- TASK GOAL -
Retype the material that follows, keeping every word as it is.

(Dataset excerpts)

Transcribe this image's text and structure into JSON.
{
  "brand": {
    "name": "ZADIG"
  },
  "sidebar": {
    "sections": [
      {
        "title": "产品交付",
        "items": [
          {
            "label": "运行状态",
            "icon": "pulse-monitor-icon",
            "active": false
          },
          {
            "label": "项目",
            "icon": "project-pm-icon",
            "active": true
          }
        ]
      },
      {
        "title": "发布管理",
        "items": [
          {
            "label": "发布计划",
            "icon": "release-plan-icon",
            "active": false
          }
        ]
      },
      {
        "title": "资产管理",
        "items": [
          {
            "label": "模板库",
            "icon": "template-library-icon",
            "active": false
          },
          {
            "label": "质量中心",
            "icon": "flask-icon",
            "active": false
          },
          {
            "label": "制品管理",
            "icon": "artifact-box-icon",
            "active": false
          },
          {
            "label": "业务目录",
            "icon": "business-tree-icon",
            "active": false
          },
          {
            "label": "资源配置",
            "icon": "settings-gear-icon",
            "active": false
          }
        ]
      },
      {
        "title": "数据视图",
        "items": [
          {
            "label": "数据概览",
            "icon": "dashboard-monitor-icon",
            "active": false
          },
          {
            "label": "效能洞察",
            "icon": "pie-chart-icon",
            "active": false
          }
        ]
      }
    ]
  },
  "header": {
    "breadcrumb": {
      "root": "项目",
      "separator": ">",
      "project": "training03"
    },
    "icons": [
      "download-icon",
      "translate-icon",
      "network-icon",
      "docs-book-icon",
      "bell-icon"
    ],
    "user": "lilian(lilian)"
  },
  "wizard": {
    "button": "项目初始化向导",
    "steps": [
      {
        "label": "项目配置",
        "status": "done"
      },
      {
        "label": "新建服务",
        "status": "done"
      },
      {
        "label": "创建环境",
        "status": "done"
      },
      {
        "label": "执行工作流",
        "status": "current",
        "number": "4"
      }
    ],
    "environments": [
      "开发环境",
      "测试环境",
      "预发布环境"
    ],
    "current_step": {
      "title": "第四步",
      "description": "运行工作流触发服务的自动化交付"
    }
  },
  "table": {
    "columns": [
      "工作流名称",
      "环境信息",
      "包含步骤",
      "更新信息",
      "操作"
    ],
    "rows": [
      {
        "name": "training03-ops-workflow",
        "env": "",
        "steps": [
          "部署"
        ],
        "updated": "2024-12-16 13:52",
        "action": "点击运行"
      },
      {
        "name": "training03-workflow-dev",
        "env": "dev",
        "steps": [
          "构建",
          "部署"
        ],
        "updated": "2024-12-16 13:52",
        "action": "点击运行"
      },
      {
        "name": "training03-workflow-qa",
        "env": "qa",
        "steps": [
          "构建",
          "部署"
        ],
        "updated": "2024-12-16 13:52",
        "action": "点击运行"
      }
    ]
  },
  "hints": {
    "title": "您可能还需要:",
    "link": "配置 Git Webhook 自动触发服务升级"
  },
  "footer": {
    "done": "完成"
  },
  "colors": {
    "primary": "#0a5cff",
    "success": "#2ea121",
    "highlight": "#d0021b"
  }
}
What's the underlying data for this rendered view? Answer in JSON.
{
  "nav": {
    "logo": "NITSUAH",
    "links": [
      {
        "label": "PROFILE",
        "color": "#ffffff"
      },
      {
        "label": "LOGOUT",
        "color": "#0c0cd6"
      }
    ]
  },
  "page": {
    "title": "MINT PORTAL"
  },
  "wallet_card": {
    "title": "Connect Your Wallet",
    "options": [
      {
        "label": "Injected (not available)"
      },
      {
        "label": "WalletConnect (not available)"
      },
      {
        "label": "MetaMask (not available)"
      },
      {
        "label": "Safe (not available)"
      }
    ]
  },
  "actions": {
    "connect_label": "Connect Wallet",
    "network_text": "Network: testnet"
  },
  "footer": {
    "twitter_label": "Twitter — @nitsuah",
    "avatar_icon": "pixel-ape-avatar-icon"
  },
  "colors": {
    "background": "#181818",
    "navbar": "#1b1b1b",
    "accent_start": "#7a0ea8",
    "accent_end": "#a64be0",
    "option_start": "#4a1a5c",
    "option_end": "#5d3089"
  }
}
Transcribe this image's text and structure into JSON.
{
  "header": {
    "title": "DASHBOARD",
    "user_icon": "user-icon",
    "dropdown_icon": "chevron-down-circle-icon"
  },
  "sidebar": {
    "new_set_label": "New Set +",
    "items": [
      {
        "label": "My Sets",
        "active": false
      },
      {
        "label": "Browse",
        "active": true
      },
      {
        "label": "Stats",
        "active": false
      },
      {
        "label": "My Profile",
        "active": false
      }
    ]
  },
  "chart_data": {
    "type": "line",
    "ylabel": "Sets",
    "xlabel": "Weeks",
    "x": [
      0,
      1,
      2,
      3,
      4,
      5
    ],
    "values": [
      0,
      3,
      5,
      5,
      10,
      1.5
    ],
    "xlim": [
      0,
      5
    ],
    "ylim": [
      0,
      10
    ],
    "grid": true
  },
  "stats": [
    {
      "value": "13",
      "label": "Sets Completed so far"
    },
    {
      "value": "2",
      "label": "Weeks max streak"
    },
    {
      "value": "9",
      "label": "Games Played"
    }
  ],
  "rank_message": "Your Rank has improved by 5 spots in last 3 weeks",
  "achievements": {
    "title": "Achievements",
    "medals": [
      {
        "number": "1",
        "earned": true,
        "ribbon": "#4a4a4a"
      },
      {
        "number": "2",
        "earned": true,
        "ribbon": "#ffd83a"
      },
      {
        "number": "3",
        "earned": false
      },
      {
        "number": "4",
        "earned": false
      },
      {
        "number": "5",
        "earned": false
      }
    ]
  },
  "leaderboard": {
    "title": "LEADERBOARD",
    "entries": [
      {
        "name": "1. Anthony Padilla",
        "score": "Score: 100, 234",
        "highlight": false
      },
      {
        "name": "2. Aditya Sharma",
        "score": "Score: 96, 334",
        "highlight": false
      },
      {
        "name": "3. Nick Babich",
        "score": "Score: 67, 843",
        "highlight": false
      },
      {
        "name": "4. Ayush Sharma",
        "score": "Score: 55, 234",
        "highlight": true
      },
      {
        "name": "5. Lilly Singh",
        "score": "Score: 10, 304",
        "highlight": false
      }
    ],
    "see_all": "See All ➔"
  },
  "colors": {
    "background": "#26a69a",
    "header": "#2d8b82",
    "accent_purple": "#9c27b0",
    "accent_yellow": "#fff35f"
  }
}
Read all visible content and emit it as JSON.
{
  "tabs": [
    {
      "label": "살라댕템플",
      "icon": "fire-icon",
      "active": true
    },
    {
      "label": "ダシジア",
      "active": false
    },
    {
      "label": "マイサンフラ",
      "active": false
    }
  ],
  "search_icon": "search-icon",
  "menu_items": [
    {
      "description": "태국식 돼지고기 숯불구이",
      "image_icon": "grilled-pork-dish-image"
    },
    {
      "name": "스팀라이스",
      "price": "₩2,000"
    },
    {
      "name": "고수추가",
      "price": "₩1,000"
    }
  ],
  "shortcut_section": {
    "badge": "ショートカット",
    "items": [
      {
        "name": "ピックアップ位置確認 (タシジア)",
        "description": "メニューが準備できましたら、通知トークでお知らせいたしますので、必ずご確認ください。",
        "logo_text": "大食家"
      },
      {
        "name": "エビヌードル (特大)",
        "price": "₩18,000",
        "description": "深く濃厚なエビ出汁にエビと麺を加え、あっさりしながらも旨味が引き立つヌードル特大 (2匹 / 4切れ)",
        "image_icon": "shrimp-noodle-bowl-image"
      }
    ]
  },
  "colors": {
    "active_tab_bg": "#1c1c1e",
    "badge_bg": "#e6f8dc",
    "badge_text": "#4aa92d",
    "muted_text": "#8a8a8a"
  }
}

- FULL ANSWER -
Transcribe this image's text and structure into JSON.
{
  "brand": {
    "name": "ZADIG"
  },
  "sidebar": {
    "sections": [
      {
        "title": "产品交付",
        "items": [
          {
            "label": "运行状态",
            "icon": "pulse-monitor-icon",
            "active": false
          },
          {
            "label": "项目",
            "icon": "project-pm-icon",
            "active": true
          }
        ]
      },
      {
        "title": "发布管理",
        "items": [
          {
            "label": "发布计划",
            "icon": "release-plan-icon",
            "active": false
          }
        ]
      },
      {
        "title": "资产管理",
        "items": [
          {
            "label": "模板库",
            "icon": "template-library-icon",
            "active": false
          },
          {
            "label": "质量中心",
            "icon": "flask-icon",
            "active": false
          },
          {
            "label": "制品管理",
            "icon": "artifact-box-icon",
            "active": false
          },
          {
            "label": "业务目录",
            "icon": "business-tree-icon",
            "active": false
          },
          {
            "label": "资源配置",
            "icon": "settings-gear-icon",
            "active": false
          }
        ]
      },
      {
        "title": "数据视图",
        "items": [
          {
            "label": "数据概览",
            "icon": "dashboard-monitor-icon",
            "active": false
          },
          {
            "label": "效能洞察",
            "icon": "pie-chart-icon",
            "active": false
          }
        ]
      }
    ]
  },
  "header": {
    "breadcrumb": {
      "root": "项目",
      "separator": ">",
      "project": "training03"
    },
    "icons": [
      "download-icon",
      "translate-icon",
      "network-icon",
      "docs-book-icon",
      "bell-icon"
    ],
    "user": "lilian(lilian)"
  },
  "wizard": {
    "button": "项目初始化向导",
    "steps": [
      {
        "label": "项目配置",
        "status": "done"
      },
      {
        "label": "新建服务",
        "status": "done"
      },
      {
        "label": "创建环境",
        "status": "done"
      },
      {
        "label": "执行工作流",
        "status": "current",
        "number": "4"
      }
    ],
    "environments": [
      "开发环境",
      "测试环境",
      "预发布环境"
    ],
    "current_step": {
      "title": "第四步",
      "description": "运行工作流触发服务的自动化交付"
    }
  },
  "table": {
    "columns": [
      "工作流名称",
      "环境信息",
      "包含步骤",
      "更新信息",
      "操作"
    ],
    "rows": [
      {
        "name": "training03-ops-workflow",
        "env": "",
        "steps": [
          "部署"
        ],
        "updated": "2024-12-16 13:52",
        "action": "点击运行"
      },
      {
        "name": "training03-workflow-dev",
        "env": "dev",
        "steps": [
          "构建",
          "部署"
        ],
        "updated": "2024-12-16 13:52",
        "action": "点击运行"
      },
      {
        "name": "training03-workflow-qa",
        "env": "qa",
        "steps": [
          "构建",
          "部署"
        ],
        "updated": "2024-12-16 13:52",
        "action": "点击运行"
      }
    ]
  },
  "hints": {
    "title": "您可能还需要:",
    "link": "配置 Git Webhook 自动触发服务升级"
  },
  "footer": {
    "done": "完成"
  },
  "colors": {
    "primary": "#0a5cff",
    "success": "#2ea121",
    "highlight": "#d0021b"
  }
}
What's the underlying data for this rendered view? Answer in JSON.
{
  "nav": {
    "logo": "NITSUAH",
    "links": [
      {
        "label": "PROFILE",
        "color": "#ffffff"
      },
      {
        "label": "LOGOUT",
        "color": "#0c0cd6"
      }
    ]
  },
  "page": {
    "title": "MINT PORTAL"
  },
  "wallet_card": {
    "title": "Connect Your Wallet",
    "options": [
      {
        "label": "Injected (not available)"
      },
      {
        "label": "WalletConnect (not available)"
      },
      {
        "label": "MetaMask (not available)"
      },
      {
        "label": "Safe (not available)"
      }
    ]
  },
  "actions": {
    "connect_label": "Connect Wallet",
    "network_text": "Network: testnet"
  },
  "footer": {
    "twitter_label": "Twitter — @nitsuah",
    "avatar_icon": "pixel-ape-avatar-icon"
  },
  "colors": {
    "background": "#181818",
    "navbar": "#1b1b1b",
    "accent_start": "#7a0ea8",
    "accent_end": "#a64be0",
    "option_start": "#4a1a5c",
    "option_end": "#5d3089"
  }
}
Transcribe this image's text and structure into JSON.
{
  "header": {
    "title": "DASHBOARD",
    "user_icon": "user-icon",
    "dropdown_icon": "chevron-down-circle-icon"
  },
  "sidebar": {
    "new_set_label": "New Set +",
    "items": [
      {
        "label": "My Sets",
        "active": false
      },
      {
        "label": "Browse",
        "active": true
      },
      {
        "label": "Stats",
        "active": false
      },
      {
        "label": "My Profile",
        "active": false
      }
    ]
  },
  "chart_data": {
    "type": "line",
    "ylabel": "Sets",
    "xlabel": "Weeks",
    "x": [
      0,
      1,
      2,
      3,
      4,
      5
    ],
    "values": [
      0,
      3,
      5,
      5,
      10,
      1.5
    ],
    "xlim": [
      0,
      5
    ],
    "ylim": [
      0,
      10
    ],
    "grid": true
  },
  "stats": [
    {
      "value": "13",
      "label": "Sets Completed so far"
    },
    {
      "value": "2",
      "label": "Weeks max streak"
    },
    {
      "value": "9",
      "label": "Games Played"
    }
  ],
  "rank_message": "Your Rank has improved by 5 spots in last 3 weeks",
  "achievements": {
    "title": "Achievements",
    "medals": [
      {
        "number": "1",
        "earned": true,
        "ribbon": "#4a4a4a"
      },
      {
        "number": "2",
        "earned": true,
        "ribbon": "#ffd83a"
      },
      {
        "number": "3",
        "earned": false
      },
      {
        "number": "4",
        "earned": false
      },
      {
        "number": "5",
        "earned": false
      }
    ]
  },
  "leaderboard": {
    "title": "LEADERBOARD",
    "entries": [
      {
        "name": "1. Anthony Padilla",
        "score": "Score: 100, 234",
        "highlight": false
      },
      {
        "name": "2. Aditya Sharma",
        "score": "Score: 96, 334",
        "highlight": false
      },
      {
        "name": "3. Nick Babich",
        "score": "Score: 67, 843",
        "highlight": false
      },
      {
        "name": "4. Ayush Sharma",
        "score": "Score: 55, 234",
        "highlight": true
      },
      {
        "name": "5. Lilly Singh",
        "score": "Score: 10, 304",
        "highlight": false
      }
    ],
    "see_all": "See All ➔"
  },
  "colors": {
    "background": "#26a69a",
    "header": "#2d8b82",
    "accent_purple": "#9c27b0",
    "accent_yellow": "#fff35f"
  }
}
Read all visible content and emit it as JSON.
{
  "tabs": [
    {
      "label": "살라댕템플",
      "icon": "fire-icon",
      "active": true
    },
    {
      "label": "ダシジア",
      "active": false
    },
    {
      "label": "マイサンフラ",
      "active": false
    }
  ],
  "search_icon": "search-icon",
  "menu_items": [
    {
      "description": "태국식 돼지고기 숯불구이",
      "image_icon": "grilled-pork-dish-image"
    },
    {
      "name": "스팀라이스",
      "price": "₩2,000"
    },
    {
      "name": "고수추가",
      "price": "₩1,000"
    }
  ],
  "shortcut_section": {
    "badge": "ショートカット",
    "items": [
      {
        "name": "ピックアップ位置確認 (タシジア)",
        "description": "メニューが準備できましたら、通知トークでお知らせいたしますので、必ずご確認ください。",
        "logo_text": "大食家"
      },
      {
        "name": "エビヌードル (特大)",
        "price": "₩18,000",
        "description": "深く濃厚なエビ出汁にエビと麺を加え、あっさりしながらも旨味が引き立つヌードル特大 (2匹 / 4切れ)",
        "image_icon": "shrimp-noodle-bowl-image"
      }
    ]
  },
  "colors": {
    "active_tab_bg": "#1c1c1e",
    "badge_bg": "#e6f8dc",
    "badge_text": "#4aa92d",
    "muted_text": "#8a8a8a"
  }
}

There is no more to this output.